◆ **TASK DESCRIPTION**
Format the lines below as a Markdown table with two columns, Row and Line. Number each row and omit blank lines.

**** SUPPLIED RECORDS ****

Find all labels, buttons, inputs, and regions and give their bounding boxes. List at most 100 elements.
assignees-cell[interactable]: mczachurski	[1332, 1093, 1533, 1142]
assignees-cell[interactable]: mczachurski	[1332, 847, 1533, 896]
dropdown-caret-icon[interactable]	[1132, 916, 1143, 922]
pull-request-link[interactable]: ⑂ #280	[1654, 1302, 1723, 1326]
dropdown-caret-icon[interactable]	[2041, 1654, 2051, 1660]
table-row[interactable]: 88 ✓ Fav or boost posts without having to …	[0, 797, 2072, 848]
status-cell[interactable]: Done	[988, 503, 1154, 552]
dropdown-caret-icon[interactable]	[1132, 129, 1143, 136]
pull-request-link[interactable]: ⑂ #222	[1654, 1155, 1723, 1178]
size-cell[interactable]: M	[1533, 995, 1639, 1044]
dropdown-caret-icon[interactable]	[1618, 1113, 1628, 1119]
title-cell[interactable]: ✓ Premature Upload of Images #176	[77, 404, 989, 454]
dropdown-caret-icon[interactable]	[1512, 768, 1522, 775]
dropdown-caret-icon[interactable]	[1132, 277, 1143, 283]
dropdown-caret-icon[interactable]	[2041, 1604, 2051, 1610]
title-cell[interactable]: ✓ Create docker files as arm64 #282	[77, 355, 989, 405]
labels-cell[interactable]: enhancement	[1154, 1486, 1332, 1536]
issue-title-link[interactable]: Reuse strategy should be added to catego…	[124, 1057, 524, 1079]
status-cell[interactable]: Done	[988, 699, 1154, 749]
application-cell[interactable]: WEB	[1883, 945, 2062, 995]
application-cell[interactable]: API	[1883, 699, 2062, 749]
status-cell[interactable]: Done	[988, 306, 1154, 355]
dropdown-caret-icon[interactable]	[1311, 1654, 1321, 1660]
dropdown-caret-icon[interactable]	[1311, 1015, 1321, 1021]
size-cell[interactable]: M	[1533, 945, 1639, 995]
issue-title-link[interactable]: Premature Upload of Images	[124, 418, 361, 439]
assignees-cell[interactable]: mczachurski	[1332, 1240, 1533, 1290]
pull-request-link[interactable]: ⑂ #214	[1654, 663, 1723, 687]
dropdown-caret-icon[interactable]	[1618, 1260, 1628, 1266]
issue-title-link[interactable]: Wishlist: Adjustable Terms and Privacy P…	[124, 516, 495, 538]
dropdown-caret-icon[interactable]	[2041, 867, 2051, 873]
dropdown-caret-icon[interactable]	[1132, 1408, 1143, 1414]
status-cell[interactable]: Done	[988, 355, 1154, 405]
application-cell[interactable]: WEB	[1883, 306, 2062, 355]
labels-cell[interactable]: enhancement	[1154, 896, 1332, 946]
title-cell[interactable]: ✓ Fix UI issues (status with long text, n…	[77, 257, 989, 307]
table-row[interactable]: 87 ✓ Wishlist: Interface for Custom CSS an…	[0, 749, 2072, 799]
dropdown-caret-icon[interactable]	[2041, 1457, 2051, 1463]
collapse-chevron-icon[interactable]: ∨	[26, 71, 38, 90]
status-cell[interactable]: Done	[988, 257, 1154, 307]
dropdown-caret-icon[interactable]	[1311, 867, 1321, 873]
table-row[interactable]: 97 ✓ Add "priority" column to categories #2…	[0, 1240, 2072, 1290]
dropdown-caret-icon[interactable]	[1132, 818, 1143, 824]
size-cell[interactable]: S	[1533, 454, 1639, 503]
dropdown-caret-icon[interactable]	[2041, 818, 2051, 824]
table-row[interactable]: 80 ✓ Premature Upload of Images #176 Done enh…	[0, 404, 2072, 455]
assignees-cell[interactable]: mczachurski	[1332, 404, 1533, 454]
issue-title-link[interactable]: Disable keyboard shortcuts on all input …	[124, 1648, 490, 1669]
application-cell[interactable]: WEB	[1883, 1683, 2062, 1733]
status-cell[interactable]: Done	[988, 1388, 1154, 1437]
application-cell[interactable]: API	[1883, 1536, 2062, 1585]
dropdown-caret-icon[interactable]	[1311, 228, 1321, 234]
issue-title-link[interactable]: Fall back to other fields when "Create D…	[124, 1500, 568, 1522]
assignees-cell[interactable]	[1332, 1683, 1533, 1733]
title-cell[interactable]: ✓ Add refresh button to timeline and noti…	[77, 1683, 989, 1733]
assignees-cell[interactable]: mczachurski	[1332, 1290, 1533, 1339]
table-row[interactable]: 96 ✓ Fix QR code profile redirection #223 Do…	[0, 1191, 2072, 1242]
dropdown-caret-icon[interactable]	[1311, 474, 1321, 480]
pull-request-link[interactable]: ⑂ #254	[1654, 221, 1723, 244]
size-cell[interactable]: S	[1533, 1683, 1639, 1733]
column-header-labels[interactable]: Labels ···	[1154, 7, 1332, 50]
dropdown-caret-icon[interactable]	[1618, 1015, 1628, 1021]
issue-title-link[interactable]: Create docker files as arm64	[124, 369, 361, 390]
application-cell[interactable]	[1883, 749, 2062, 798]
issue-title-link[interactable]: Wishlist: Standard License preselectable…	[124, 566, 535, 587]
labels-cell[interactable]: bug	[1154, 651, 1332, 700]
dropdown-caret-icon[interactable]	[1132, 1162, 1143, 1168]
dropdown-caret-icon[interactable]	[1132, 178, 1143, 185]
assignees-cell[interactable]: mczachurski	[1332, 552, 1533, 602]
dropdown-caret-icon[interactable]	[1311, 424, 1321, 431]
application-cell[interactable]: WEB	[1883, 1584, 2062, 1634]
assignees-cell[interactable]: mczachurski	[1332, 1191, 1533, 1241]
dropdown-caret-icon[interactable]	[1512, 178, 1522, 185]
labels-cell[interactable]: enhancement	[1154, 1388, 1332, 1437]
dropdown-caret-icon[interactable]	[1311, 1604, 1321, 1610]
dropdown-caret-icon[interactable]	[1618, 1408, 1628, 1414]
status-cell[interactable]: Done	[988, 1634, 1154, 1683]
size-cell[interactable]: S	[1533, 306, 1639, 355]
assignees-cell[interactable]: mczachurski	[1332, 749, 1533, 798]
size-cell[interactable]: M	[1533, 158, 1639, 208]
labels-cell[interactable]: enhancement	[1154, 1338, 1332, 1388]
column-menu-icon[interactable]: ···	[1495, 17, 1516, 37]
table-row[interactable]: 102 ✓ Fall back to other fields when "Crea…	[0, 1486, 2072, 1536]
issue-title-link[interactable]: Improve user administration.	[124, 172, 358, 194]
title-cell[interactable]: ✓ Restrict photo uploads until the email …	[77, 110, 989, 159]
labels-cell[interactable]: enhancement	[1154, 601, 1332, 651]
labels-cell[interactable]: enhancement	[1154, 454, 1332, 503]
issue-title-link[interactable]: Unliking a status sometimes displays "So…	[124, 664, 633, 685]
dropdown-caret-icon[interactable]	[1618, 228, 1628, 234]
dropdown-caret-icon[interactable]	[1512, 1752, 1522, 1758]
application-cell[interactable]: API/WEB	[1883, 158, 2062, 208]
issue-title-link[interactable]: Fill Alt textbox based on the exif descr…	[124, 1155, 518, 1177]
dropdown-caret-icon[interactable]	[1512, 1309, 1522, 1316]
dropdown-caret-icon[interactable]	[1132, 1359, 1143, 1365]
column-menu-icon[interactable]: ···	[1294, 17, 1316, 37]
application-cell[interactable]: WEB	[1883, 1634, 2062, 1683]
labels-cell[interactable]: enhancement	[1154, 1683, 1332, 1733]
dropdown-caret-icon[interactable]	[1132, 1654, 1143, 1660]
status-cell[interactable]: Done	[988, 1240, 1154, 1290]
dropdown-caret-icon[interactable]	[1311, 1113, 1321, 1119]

****

◆ **WRITTEN ANSWER**
| Row | Line |
|---|---|
| 1 | Find all labels, buttons, inputs, and regions and give their bounding boxes. List at most 100 elements. |
| 2 | assignees-cell[interactable]: mczachurski	[1332, 1093, 1533, 1142] |
| 3 | assignees-cell[interactable]: mczachurski	[1332, 847, 1533, 896] |
| 4 | dropdown-caret-icon[interactable]	[1132, 916, 1143, 922] |
| 5 | pull-request-link[interactable]: ⑂ #280	[1654, 1302, 1723, 1326] |
| 6 | dropdown-caret-icon[interactable]	[2041, 1654, 2051, 1660] |
| 7 | table-row[interactable]: 88 ✓ Fav or boost posts without having to …	[0, 797, 2072, 848] |
| 8 | status-cell[interactable]: Done	[988, 503, 1154, 552] |
| 9 | dropdown-caret-icon[interactable]	[1132, 129, 1143, 136] |
| 10 | pull-request-link[interactable]: ⑂ #222	[1654, 1155, 1723, 1178] |
| 11 | size-cell[interactable]: M	[1533, 995, 1639, 1044] |
| 12 | dropdown-caret-icon[interactable]	[1618, 1113, 1628, 1119] |
| 13 | title-cell[interactable]: ✓ Premature Upload of Images #176	[77, 404, 989, 454] |
| 14 | dropdown-caret-icon[interactable]	[1512, 768, 1522, 775] |
| 15 | dropdown-caret-icon[interactable]	[1132, 277, 1143, 283] |
| 16 | dropdown-caret-icon[interactable]	[2041, 1604, 2051, 1610] |
| 17 | title-cell[interactable]: ✓ Create docker files as arm64 #282	[77, 355, 989, 405] |
| 18 | labels-cell[interactable]: enhancement	[1154, 1486, 1332, 1536] |
| 19 | issue-title-link[interactable]: Reuse strategy should be added to catego…	[124, 1057, 524, 1079] |
| 20 | status-cell[interactable]: Done	[988, 699, 1154, 749] |
| 21 | application-cell[interactable]: WEB	[1883, 945, 2062, 995] |
| 22 | application-cell[interactable]: API	[1883, 699, 2062, 749] |
| 23 | status-cell[interactable]: Done	[988, 306, 1154, 355] |
| 24 | dropdown-caret-icon[interactable]	[1311, 1654, 1321, 1660] |
| 25 | dropdown-caret-icon[interactable]	[1311, 1015, 1321, 1021] |
| 26 | size-cell[interactable]: M	[1533, 945, 1639, 995] |
| 27 | issue-title-link[interactable]: Premature Upload of Images	[124, 418, 361, 439] |
| 28 | assignees-cell[interactable]: mczachurski	[1332, 1240, 1533, 1290] |
| 29 | pull-request-link[interactable]: ⑂ #214	[1654, 663, 1723, 687] |
| 30 | dropdown-caret-icon[interactable]	[1618, 1260, 1628, 1266] |
| 31 | issue-title-link[interactable]: Wishlist: Adjustable Terms and Privacy P…	[124, 516, 495, 538] |
| 32 | dropdown-caret-icon[interactable]	[2041, 867, 2051, 873] |
| 33 | dropdown-caret-icon[interactable]	[1132, 1408, 1143, 1414] |
| 34 | status-cell[interactable]: Done	[988, 355, 1154, 405] |
| 35 | application-cell[interactable]: WEB	[1883, 306, 2062, 355] |
| 36 | labels-cell[interactable]: enhancement	[1154, 896, 1332, 946] |
| 37 | title-cell[interactable]: ✓ Fix UI issues (status with long text, n…	[77, 257, 989, 307] |
| 38 | table-row[interactable]: 87 ✓ Wishlist: Interface for Custom CSS an…	[0, 749, 2072, 799] |
| 39 | dropdown-caret-icon[interactable]	[2041, 1457, 2051, 1463] |
| 40 | collapse-chevron-icon[interactable]: ∨	[26, 71, 38, 90] |
| 41 | status-cell[interactable]: Done	[988, 257, 1154, 307] |
| 42 | dropdown-caret-icon[interactable]	[1311, 867, 1321, 873] |
| 43 | table-row[interactable]: 97 ✓ Add "priority" column to categories #2…	[0, 1240, 2072, 1290] |
| 44 | dropdown-caret-icon[interactable]	[1132, 818, 1143, 824] |
| 45 | size-cell[interactable]: S	[1533, 454, 1639, 503] |
| 46 | dropdown-caret-icon[interactable]	[2041, 818, 2051, 824] |
| 47 | table-row[interactable]: 80 ✓ Premature Upload of Images #176 Done enh…	[0, 404, 2072, 455] |
| 48 | assignees-cell[interactable]: mczachurski	[1332, 404, 1533, 454] |
| 49 | issue-title-link[interactable]: Disable keyboard shortcuts on all input …	[124, 1648, 490, 1669] |
| 50 | application-cell[interactable]: WEB	[1883, 1683, 2062, 1733] |
| 51 | status-cell[interactable]: Done	[988, 1388, 1154, 1437] |
| 52 | application-cell[interactable]: API	[1883, 1536, 2062, 1585] |
| 53 | dropdown-caret-icon[interactable]	[1311, 228, 1321, 234] |
| 54 | issue-title-link[interactable]: Fall back to other fields when "Create D…	[124, 1500, 568, 1522] |
| 55 | assignees-cell[interactable]	[1332, 1683, 1533, 1733] |
| 56 | title-cell[interactable]: ✓ Add refresh button to timeline and noti…	[77, 1683, 989, 1733] |
| 57 | assignees-cell[interactable]: mczachurski	[1332, 1290, 1533, 1339] |
| 58 | table-row[interactable]: 96 ✓ Fix QR code profile redirection #223 Do…	[0, 1191, 2072, 1242] |
| 59 | dropdown-caret-icon[interactable]	[1311, 474, 1321, 480] |
| 60 | pull-request-link[interactable]: ⑂ #254	[1654, 221, 1723, 244] |
| 61 | size-cell[interactable]: S	[1533, 1683, 1639, 1733] |
| 62 | column-header-labels[interactable]: Labels ···	[1154, 7, 1332, 50] |
| 63 | dropdown-caret-icon[interactable]	[1618, 1015, 1628, 1021] |
| 64 | issue-title-link[interactable]: Create docker files as arm64	[124, 369, 361, 390] |
| 65 | application-cell[interactable]	[1883, 749, 2062, 798] |
| 66 | issue-title-link[interactable]: Wishlist: Standard License preselectable…	[124, 566, 535, 587] |
| 67 | labels-cell[interactable]: bug	[1154, 651, 1332, 700] |
| 68 | dropdown-caret-icon[interactable]	[1132, 1162, 1143, 1168] |
| 69 | dropdown-caret-icon[interactable]	[1132, 178, 1143, 185] |
| 70 | assignees-cell[interactable]: mczachurski	[1332, 552, 1533, 602] |
| 71 | dropdown-caret-icon[interactable]	[1311, 424, 1321, 431] |
| 72 | application-cell[interactable]: WEB	[1883, 1584, 2062, 1634] |
| 73 | assignees-cell[interactable]: mczachurski	[1332, 1191, 1533, 1241] |
| 74 | dropdown-caret-icon[interactable]	[1512, 178, 1522, 185] |
| 75 | labels-cell[interactable]: enhancement	[1154, 1388, 1332, 1437] |
| 76 | dropdown-caret-icon[interactable]	[1311, 1604, 1321, 1610] |
| 77 | dropdown-caret-icon[interactable]	[1618, 1408, 1628, 1414] |
| 78 | status-cell[interactable]: Done	[988, 1634, 1154, 1683] |
| 79 | size-cell[interactable]: S	[1533, 306, 1639, 355] |
| 80 | assignees-cell[interactable]: mczachurski	[1332, 749, 1533, 798] |
| 81 | size-cell[interactable]: M	[1533, 158, 1639, 208] |
| 82 | labels-cell[interactable]: enhancement	[1154, 1338, 1332, 1388] |
| 83 | column-menu-icon[interactable]: ···	[1495, 17, 1516, 37] |
| 84 | table-row[interactable]: 102 ✓ Fall back to other fields when "Crea…	[0, 1486, 2072, 1536] |
| 85 | issue-title-link[interactable]: Improve user administration.	[124, 172, 358, 194] |
| 86 | title-cell[interactable]: ✓ Restrict photo uploads until the email …	[77, 110, 989, 159] |
| 87 | labels-cell[interactable]: enhancement	[1154, 601, 1332, 651] |
| 88 | labels-cell[interactable]: enhancement	[1154, 454, 1332, 503] |
| 89 | issue-title-link[interactable]: Unliking a status sometimes displays "So…	[124, 664, 633, 685] |
| 90 | dropdown-caret-icon[interactable]	[1618, 228, 1628, 234] |
| 91 | dropdown-caret-icon[interactable]	[1512, 1752, 1522, 1758] |
| 92 | application-cell[interactable]: API/WEB	[1883, 158, 2062, 208] |
| 93 | issue-title-link[interactable]: Fill Alt textbox based on the exif descr…	[124, 1155, 518, 1177] |
| 94 | dropdown-caret-icon[interactable]	[1512, 1309, 1522, 1316] |
| 95 | dropdown-caret-icon[interactable]	[1132, 1359, 1143, 1365] |
| 96 | column-menu-icon[interactable]: ···	[1294, 17, 1316, 37] |
| 97 | application-cell[interactable]: WEB	[1883, 1634, 2062, 1683] |
| 98 | labels-cell[interactable]: enhancement	[1154, 1683, 1332, 1733] |
| 99 | dropdown-caret-icon[interactable]	[1132, 1654, 1143, 1660] |
| 100 | status-cell[interactable]: Done	[988, 1240, 1154, 1290] |
| 101 | dropdown-caret-icon[interactable]	[1311, 1113, 1321, 1119] |